TASK INSTRUCTIONS
Pick out the lines in the listing below that contain the word "배치되어" and copy them.

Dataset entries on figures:
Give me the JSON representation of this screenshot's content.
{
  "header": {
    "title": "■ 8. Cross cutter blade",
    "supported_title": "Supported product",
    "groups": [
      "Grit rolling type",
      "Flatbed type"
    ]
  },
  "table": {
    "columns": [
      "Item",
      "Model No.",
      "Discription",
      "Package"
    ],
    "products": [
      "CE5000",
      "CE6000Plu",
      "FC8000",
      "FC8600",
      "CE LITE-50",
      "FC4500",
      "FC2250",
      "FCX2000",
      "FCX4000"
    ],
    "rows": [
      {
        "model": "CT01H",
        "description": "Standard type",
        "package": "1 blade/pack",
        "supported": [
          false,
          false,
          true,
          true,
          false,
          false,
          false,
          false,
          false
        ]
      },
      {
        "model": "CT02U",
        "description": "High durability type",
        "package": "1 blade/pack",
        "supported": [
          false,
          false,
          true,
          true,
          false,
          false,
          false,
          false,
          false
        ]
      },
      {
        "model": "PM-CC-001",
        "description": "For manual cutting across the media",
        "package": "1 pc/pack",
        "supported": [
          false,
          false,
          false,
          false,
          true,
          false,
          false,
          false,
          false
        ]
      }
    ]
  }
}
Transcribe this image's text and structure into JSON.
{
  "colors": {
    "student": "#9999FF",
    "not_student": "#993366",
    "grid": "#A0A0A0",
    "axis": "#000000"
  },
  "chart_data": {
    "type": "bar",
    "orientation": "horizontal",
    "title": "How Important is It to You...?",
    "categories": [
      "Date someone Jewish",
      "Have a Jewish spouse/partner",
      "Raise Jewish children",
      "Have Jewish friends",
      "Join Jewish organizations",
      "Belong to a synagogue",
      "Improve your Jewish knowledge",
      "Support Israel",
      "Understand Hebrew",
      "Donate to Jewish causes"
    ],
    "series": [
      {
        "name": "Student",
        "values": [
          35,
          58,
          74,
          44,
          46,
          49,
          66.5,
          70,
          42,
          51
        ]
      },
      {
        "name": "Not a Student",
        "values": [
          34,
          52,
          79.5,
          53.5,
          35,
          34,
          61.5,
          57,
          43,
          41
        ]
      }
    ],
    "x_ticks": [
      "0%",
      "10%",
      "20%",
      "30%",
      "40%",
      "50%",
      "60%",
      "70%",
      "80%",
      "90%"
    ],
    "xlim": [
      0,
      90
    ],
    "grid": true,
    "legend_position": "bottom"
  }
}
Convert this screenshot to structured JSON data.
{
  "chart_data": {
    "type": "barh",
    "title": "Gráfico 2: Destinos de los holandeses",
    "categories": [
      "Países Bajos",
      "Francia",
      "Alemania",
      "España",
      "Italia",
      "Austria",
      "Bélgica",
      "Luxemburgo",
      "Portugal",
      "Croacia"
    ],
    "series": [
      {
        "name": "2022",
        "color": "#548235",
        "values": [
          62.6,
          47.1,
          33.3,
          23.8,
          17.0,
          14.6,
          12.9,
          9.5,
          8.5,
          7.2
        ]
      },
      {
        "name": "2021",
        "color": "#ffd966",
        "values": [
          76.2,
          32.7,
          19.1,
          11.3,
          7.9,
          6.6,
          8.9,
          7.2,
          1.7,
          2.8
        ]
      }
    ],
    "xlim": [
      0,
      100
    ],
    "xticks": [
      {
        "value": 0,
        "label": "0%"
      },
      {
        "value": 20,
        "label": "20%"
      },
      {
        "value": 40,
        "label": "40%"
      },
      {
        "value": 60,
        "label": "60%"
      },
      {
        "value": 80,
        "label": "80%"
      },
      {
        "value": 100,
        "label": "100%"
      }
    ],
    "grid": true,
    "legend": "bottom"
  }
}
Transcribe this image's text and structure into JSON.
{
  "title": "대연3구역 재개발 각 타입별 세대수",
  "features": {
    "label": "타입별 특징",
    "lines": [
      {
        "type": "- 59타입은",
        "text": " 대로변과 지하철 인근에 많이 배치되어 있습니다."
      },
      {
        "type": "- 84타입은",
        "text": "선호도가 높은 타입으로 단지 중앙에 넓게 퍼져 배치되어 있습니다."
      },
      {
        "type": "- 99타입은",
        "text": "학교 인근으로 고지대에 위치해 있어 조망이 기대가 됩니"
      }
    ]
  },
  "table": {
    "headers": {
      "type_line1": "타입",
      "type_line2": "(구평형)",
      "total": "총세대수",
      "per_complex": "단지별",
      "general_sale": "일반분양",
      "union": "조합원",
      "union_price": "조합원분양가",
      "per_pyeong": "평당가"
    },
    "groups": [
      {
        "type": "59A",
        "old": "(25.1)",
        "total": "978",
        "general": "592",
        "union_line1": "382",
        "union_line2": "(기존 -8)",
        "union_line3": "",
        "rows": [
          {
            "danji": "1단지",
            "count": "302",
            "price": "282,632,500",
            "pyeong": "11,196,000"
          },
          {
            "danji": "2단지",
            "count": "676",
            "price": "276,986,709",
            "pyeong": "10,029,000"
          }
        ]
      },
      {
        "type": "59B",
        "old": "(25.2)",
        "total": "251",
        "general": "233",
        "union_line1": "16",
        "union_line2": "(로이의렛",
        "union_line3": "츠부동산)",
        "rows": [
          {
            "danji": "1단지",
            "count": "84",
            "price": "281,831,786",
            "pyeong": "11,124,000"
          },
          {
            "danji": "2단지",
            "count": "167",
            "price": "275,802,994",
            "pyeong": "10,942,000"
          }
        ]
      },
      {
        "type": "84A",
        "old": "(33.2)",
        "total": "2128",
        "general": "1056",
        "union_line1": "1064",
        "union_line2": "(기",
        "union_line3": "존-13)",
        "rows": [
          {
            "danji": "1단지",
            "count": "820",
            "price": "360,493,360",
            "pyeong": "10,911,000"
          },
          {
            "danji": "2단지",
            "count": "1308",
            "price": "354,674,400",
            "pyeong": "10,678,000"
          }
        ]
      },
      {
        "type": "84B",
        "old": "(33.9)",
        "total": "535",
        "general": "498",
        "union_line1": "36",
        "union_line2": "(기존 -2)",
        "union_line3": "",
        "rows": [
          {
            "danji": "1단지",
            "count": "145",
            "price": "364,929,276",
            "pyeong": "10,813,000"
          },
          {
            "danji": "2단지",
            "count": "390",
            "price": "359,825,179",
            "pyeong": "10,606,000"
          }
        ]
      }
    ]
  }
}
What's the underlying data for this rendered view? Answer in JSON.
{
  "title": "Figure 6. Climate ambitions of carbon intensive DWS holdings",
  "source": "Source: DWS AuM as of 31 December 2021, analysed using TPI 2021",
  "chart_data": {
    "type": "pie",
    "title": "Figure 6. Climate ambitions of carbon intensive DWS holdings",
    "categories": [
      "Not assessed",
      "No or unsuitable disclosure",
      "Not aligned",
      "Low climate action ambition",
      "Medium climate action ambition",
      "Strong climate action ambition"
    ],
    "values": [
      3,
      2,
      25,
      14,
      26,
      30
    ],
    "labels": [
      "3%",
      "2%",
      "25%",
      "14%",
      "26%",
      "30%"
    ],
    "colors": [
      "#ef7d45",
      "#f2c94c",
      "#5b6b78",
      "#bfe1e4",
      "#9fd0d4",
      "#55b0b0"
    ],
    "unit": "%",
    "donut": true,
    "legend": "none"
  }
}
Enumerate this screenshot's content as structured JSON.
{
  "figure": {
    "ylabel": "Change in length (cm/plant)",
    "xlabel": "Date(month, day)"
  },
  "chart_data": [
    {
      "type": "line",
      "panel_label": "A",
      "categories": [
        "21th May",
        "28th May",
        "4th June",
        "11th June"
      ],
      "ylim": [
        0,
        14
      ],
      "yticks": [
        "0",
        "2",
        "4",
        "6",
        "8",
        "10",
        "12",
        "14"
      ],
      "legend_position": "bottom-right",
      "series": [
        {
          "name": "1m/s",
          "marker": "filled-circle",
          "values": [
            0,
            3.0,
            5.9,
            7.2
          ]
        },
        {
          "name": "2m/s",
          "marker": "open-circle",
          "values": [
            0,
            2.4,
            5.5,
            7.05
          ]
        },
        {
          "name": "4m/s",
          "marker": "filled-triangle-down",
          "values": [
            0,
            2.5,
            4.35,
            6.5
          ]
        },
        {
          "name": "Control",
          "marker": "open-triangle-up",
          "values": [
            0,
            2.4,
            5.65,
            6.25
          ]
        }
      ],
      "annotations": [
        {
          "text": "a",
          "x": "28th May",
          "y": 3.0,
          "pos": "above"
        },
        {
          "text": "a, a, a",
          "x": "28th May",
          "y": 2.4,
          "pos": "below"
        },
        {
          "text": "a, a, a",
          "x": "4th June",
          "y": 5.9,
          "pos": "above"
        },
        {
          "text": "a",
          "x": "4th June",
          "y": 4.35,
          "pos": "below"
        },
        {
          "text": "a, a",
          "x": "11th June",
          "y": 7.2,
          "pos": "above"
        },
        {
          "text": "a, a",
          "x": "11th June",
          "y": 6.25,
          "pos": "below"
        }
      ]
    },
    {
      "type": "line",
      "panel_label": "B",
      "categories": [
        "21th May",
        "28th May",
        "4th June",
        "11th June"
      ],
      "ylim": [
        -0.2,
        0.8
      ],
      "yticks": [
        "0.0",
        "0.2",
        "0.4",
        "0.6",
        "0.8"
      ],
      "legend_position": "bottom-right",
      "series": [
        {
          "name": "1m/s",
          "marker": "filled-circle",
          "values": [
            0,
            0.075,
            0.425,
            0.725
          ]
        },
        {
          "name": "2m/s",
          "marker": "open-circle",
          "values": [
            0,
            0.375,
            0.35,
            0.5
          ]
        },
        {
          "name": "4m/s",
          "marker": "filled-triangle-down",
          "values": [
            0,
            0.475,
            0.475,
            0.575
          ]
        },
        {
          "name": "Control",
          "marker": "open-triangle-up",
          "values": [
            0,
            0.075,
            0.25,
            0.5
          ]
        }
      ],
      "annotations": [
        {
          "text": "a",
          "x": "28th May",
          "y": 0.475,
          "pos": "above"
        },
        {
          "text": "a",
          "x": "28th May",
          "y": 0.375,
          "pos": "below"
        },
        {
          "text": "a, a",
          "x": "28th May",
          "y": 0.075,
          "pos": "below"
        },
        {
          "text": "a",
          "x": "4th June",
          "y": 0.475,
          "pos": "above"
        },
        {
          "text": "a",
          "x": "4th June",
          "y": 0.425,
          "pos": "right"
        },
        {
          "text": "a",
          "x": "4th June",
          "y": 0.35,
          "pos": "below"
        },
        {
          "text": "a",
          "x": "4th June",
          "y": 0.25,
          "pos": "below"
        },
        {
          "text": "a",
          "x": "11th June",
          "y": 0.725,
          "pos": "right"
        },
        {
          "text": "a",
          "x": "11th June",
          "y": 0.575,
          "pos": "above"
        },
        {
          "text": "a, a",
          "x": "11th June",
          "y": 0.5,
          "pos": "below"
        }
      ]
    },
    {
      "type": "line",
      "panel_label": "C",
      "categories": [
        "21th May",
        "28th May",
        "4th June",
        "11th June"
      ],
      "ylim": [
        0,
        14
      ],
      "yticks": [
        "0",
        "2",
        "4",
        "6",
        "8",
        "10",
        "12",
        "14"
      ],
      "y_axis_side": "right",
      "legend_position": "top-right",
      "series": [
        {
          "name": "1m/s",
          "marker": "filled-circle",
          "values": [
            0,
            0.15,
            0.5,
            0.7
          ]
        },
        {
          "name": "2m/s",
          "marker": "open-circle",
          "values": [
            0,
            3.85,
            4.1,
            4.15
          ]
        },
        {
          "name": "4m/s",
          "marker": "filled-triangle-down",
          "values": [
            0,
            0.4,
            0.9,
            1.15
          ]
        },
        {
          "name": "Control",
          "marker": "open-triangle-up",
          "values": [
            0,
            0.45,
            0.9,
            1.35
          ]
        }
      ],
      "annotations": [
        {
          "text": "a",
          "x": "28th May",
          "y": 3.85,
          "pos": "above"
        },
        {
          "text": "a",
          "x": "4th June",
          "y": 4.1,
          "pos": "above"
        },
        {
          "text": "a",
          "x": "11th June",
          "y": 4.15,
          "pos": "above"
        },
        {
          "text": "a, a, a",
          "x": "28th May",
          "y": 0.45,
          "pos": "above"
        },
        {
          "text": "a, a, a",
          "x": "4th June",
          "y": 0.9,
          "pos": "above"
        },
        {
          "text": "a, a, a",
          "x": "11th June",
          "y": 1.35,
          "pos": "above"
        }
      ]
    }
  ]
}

THE SOLUTION
        "text": " 대로변과 지하철 인근에 많이 배치되어 있습니다."
        "text": "선호도가 높은 타입으로 단지 중앙에 넓게 퍼져 배치되어 있습니다."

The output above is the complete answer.